Data to use
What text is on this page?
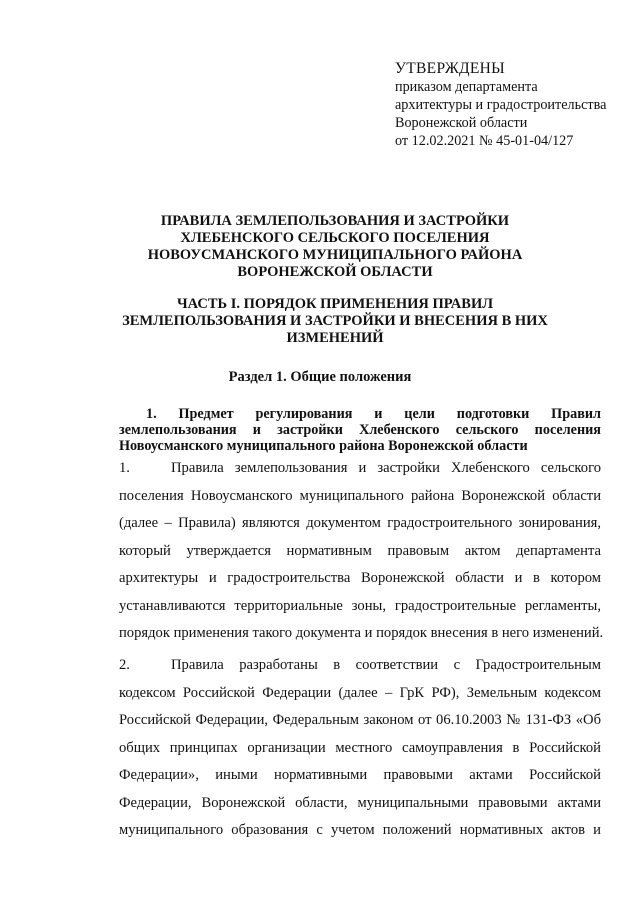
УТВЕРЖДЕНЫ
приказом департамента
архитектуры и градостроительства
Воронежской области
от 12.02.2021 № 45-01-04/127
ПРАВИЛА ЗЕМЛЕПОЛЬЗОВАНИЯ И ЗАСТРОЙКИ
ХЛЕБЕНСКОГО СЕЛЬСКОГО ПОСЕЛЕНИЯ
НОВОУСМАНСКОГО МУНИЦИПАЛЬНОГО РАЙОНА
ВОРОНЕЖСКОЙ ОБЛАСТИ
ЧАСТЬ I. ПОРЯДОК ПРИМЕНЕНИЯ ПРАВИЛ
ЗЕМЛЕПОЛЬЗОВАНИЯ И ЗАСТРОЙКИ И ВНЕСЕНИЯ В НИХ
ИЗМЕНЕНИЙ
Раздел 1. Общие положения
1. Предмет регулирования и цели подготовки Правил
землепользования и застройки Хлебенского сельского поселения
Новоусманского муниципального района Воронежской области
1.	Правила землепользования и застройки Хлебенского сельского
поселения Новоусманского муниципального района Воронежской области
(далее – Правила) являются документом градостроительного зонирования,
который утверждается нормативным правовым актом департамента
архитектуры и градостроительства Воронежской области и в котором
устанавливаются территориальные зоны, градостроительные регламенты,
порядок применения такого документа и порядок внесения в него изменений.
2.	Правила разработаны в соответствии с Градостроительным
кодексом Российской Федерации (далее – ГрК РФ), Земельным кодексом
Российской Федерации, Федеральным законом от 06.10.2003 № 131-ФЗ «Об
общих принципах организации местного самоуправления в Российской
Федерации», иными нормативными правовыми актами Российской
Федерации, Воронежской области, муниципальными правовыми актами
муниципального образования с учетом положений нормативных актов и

What the task asks
Repeat the records word for word. Any picture in them should be left out.

Full output
What text is on this page?
УТВЕРЖДЕНЫ
приказом департамента
архитектуры и градостроительства
Воронежской области
от 12.02.2021 № 45-01-04/127
ПРАВИЛА ЗЕМЛЕПОЛЬЗОВАНИЯ И ЗАСТРОЙКИ
ХЛЕБЕНСКОГО СЕЛЬСКОГО ПОСЕЛЕНИЯ
НОВОУСМАНСКОГО МУНИЦИПАЛЬНОГО РАЙОНА
ВОРОНЕЖСКОЙ ОБЛАСТИ
ЧАСТЬ I. ПОРЯДОК ПРИМЕНЕНИЯ ПРАВИЛ
ЗЕМЛЕПОЛЬЗОВАНИЯ И ЗАСТРОЙКИ И ВНЕСЕНИЯ В НИХ
ИЗМЕНЕНИЙ
Раздел 1. Общие положения
1. Предмет регулирования и цели подготовки Правил
землепользования и застройки Хлебенского сельского поселения
Новоусманского муниципального района Воронежской области
1.	Правила землепользования и застройки Хлебенского сельского
поселения Новоусманского муниципального района Воронежской области
(далее – Правила) являются документом градостроительного зонирования,
который утверждается нормативным правовым актом департамента
архитектуры и градостроительства Воронежской области и в котором
устанавливаются территориальные зоны, градостроительные регламенты,
порядок применения такого документа и порядок внесения в него изменений.
2.	Правила разработаны в соответствии с Градостроительным
кодексом Российской Федерации (далее – ГрК РФ), Земельным кодексом
Российской Федерации, Федеральным законом от 06.10.2003 № 131-ФЗ «Об
общих принципах организации местного самоуправления в Российской
Федерации», иными нормативными правовыми актами Российской
Федерации, Воронежской области, муниципальными правовыми актами
муниципального образования с учетом положений нормативных актов и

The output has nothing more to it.